▶ _Goal of the exercise_
Copy each entry as it stands, leaving nothing out.

———

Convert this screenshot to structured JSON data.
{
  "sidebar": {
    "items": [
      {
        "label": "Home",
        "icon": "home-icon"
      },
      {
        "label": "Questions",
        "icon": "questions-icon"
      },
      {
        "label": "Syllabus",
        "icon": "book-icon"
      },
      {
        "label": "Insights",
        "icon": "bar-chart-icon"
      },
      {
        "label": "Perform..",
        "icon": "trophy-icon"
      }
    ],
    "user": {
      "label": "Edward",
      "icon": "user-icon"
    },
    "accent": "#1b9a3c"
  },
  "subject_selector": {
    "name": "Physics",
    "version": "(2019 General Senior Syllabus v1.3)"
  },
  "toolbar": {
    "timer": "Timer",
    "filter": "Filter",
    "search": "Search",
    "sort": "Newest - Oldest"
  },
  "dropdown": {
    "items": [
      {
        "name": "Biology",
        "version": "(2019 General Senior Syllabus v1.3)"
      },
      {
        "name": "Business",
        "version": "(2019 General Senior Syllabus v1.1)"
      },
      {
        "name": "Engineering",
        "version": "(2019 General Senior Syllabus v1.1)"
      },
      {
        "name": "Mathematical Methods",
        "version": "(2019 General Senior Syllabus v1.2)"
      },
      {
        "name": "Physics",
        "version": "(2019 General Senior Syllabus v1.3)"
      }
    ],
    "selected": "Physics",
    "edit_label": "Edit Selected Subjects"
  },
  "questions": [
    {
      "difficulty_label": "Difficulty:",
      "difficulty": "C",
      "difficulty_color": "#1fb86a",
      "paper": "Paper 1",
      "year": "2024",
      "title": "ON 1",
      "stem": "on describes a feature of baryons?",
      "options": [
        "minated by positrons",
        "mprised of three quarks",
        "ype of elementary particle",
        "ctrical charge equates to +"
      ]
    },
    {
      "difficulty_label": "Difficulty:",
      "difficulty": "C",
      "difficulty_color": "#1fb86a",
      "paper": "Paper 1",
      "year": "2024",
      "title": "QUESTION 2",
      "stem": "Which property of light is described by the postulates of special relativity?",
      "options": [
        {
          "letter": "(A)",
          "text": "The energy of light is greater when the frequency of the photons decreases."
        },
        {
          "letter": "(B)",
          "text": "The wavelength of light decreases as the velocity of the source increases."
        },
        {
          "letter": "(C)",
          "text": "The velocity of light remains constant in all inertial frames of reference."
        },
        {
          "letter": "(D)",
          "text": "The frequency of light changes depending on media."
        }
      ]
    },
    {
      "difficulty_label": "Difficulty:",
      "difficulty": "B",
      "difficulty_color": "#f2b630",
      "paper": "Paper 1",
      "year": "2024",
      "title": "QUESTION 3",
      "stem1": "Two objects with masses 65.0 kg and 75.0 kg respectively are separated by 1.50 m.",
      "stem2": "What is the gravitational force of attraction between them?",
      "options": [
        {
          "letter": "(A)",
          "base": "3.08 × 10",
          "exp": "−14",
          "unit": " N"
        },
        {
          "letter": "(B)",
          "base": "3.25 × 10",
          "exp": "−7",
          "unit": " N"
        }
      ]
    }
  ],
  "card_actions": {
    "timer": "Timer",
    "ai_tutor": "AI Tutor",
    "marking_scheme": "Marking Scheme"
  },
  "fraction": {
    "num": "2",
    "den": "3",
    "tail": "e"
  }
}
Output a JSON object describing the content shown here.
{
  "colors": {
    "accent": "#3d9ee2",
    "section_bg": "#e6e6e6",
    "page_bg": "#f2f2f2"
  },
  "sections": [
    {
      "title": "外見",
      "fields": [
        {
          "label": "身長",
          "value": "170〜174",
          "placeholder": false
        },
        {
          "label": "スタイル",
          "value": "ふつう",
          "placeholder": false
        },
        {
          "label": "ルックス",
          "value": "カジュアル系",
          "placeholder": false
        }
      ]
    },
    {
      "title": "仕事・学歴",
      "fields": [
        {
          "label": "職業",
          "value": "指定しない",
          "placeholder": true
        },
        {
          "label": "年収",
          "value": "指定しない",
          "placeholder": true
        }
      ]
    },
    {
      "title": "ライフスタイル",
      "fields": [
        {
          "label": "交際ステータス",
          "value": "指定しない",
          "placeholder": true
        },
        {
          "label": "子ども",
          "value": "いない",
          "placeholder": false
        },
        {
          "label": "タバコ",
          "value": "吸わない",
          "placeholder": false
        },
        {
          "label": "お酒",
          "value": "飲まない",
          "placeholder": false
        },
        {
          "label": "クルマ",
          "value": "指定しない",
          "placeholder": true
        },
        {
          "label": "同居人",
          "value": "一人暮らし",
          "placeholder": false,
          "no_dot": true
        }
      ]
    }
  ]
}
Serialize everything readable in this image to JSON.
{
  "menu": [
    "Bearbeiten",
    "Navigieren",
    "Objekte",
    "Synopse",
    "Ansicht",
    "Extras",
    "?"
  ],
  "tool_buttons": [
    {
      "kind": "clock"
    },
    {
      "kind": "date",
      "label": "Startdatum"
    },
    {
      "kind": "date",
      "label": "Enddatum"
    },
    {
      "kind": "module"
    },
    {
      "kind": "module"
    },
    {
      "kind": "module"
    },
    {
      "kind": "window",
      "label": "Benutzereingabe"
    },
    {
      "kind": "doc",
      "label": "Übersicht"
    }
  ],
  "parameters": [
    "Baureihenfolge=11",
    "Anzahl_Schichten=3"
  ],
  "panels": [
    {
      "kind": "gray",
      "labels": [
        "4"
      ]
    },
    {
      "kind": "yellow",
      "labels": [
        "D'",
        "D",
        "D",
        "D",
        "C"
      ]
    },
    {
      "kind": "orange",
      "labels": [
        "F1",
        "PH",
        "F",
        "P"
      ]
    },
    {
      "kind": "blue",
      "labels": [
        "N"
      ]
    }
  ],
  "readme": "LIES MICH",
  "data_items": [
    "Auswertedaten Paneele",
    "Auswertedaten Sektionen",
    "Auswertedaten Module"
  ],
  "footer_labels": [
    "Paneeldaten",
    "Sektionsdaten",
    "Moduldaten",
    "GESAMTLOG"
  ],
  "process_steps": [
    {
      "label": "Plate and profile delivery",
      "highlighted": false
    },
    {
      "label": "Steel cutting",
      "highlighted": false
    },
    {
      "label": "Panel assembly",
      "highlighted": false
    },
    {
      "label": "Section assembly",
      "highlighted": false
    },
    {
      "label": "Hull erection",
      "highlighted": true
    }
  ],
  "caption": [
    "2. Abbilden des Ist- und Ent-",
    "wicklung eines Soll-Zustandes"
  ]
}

———

▶ _Task output_
Convert this screenshot to structured JSON data.
{
  "sidebar": {
    "items": [
      {
        "label": "Home",
        "icon": "home-icon"
      },
      {
        "label": "Questions",
        "icon": "questions-icon"
      },
      {
        "label": "Syllabus",
        "icon": "book-icon"
      },
      {
        "label": "Insights",
        "icon": "bar-chart-icon"
      },
      {
        "label": "Perform..",
        "icon": "trophy-icon"
      }
    ],
    "user": {
      "label": "Edward",
      "icon": "user-icon"
    },
    "accent": "#1b9a3c"
  },
  "subject_selector": {
    "name": "Physics",
    "version": "(2019 General Senior Syllabus v1.3)"
  },
  "toolbar": {
    "timer": "Timer",
    "filter": "Filter",
    "search": "Search",
    "sort": "Newest - Oldest"
  },
  "dropdown": {
    "items": [
      {
        "name": "Biology",
        "version": "(2019 General Senior Syllabus v1.3)"
      },
      {
        "name": "Business",
        "version": "(2019 General Senior Syllabus v1.1)"
      },
      {
        "name": "Engineering",
        "version": "(2019 General Senior Syllabus v1.1)"
      },
      {
        "name": "Mathematical Methods",
        "version": "(2019 General Senior Syllabus v1.2)"
      },
      {
        "name": "Physics",
        "version": "(2019 General Senior Syllabus v1.3)"
      }
    ],
    "selected": "Physics",
    "edit_label": "Edit Selected Subjects"
  },
  "questions": [
    {
      "difficulty_label": "Difficulty:",
      "difficulty": "C",
      "difficulty_color": "#1fb86a",
      "paper": "Paper 1",
      "year": "2024",
      "title": "ON 1",
      "stem": "on describes a feature of baryons?",
      "options": [
        "minated by positrons",
        "mprised of three quarks",
        "ype of elementary particle",
        "ctrical charge equates to +"
      ]
    },
    {
      "difficulty_label": "Difficulty:",
      "difficulty": "C",
      "difficulty_color": "#1fb86a",
      "paper": "Paper 1",
      "year": "2024",
      "title": "QUESTION 2",
      "stem": "Which property of light is described by the postulates of special relativity?",
      "options": [
        {
          "letter": "(A)",
          "text": "The energy of light is greater when the frequency of the photons decreases."
        },
        {
          "letter": "(B)",
          "text": "The wavelength of light decreases as the velocity of the source increases."
        },
        {
          "letter": "(C)",
          "text": "The velocity of light remains constant in all inertial frames of reference."
        },
        {
          "letter": "(D)",
          "text": "The frequency of light changes depending on media."
        }
      ]
    },
    {
      "difficulty_label": "Difficulty:",
      "difficulty": "B",
      "difficulty_color": "#f2b630",
      "paper": "Paper 1",
      "year": "2024",
      "title": "QUESTION 3",
      "stem1": "Two objects with masses 65.0 kg and 75.0 kg respectively are separated by 1.50 m.",
      "stem2": "What is the gravitational force of attraction between them?",
      "options": [
        {
          "letter": "(A)",
          "base": "3.08 × 10",
          "exp": "−14",
          "unit": " N"
        },
        {
          "letter": "(B)",
          "base": "3.25 × 10",
          "exp": "−7",
          "unit": " N"
        }
      ]
    }
  ],
  "card_actions": {
    "timer": "Timer",
    "ai_tutor": "AI Tutor",
    "marking_scheme": "Marking Scheme"
  },
  "fraction": {
    "num": "2",
    "den": "3",
    "tail": "e"
  }
}
Output a JSON object describing the content shown here.
{
  "colors": {
    "accent": "#3d9ee2",
    "section_bg": "#e6e6e6",
    "page_bg": "#f2f2f2"
  },
  "sections": [
    {
      "title": "外見",
      "fields": [
        {
          "label": "身長",
          "value": "170〜174",
          "placeholder": false
        },
        {
          "label": "スタイル",
          "value": "ふつう",
          "placeholder": false
        },
        {
          "label": "ルックス",
          "value": "カジュアル系",
          "placeholder": false
        }
      ]
    },
    {
      "title": "仕事・学歴",
      "fields": [
        {
          "label": "職業",
          "value": "指定しない",
          "placeholder": true
        },
        {
          "label": "年収",
          "value": "指定しない",
          "placeholder": true
        }
      ]
    },
    {
      "title": "ライフスタイル",
      "fields": [
        {
          "label": "交際ステータス",
          "value": "指定しない",
          "placeholder": true
        },
        {
          "label": "子ども",
          "value": "いない",
          "placeholder": false
        },
        {
          "label": "タバコ",
          "value": "吸わない",
          "placeholder": false
        },
        {
          "label": "お酒",
          "value": "飲まない",
          "placeholder": false
        },
        {
          "label": "クルマ",
          "value": "指定しない",
          "placeholder": true
        },
        {
          "label": "同居人",
          "value": "一人暮らし",
          "placeholder": false,
          "no_dot": true
        }
      ]
    }
  ]
}
Serialize everything readable in this image to JSON.
{
  "menu": [
    "Bearbeiten",
    "Navigieren",
    "Objekte",
    "Synopse",
    "Ansicht",
    "Extras",
    "?"
  ],
  "tool_buttons": [
    {
      "kind": "clock"
    },
    {
      "kind": "date",
      "label": "Startdatum"
    },
    {
      "kind": "date",
      "label": "Enddatum"
    },
    {
      "kind": "module"
    },
    {
      "kind": "module"
    },
    {
      "kind": "module"
    },
    {
      "kind": "window",
      "label": "Benutzereingabe"
    },
    {
      "kind": "doc",
      "label": "Übersicht"
    }
  ],
  "parameters": [
    "Baureihenfolge=11",
    "Anzahl_Schichten=3"
  ],
  "panels": [
    {
      "kind": "gray",
      "labels": [
        "4"
      ]
    },
    {
      "kind": "yellow",
      "labels": [
        "D'",
        "D",
        "D",
        "D",
        "C"
      ]
    },
    {
      "kind": "orange",
      "labels": [
        "F1",
        "PH",
        "F",
        "P"
      ]
    },
    {
      "kind": "blue",
      "labels": [
        "N"
      ]
    }
  ],
  "readme": "LIES MICH",
  "data_items": [
    "Auswertedaten Paneele",
    "Auswertedaten Sektionen",
    "Auswertedaten Module"
  ],
  "footer_labels": [
    "Paneeldaten",
    "Sektionsdaten",
    "Moduldaten",
    "GESAMTLOG"
  ],
  "process_steps": [
    {
      "label": "Plate and profile delivery",
      "highlighted": false
    },
    {
      "label": "Steel cutting",
      "highlighted": false
    },
    {
      "label": "Panel assembly",
      "highlighted": false
    },
    {
      "label": "Section assembly",
      "highlighted": false
    },
    {
      "label": "Hull erection",
      "highlighted": true
    }
  ],
  "caption": [
    "2. Abbilden des Ist- und Ent-",
    "wicklung eines Soll-Zustandes"
  ]
}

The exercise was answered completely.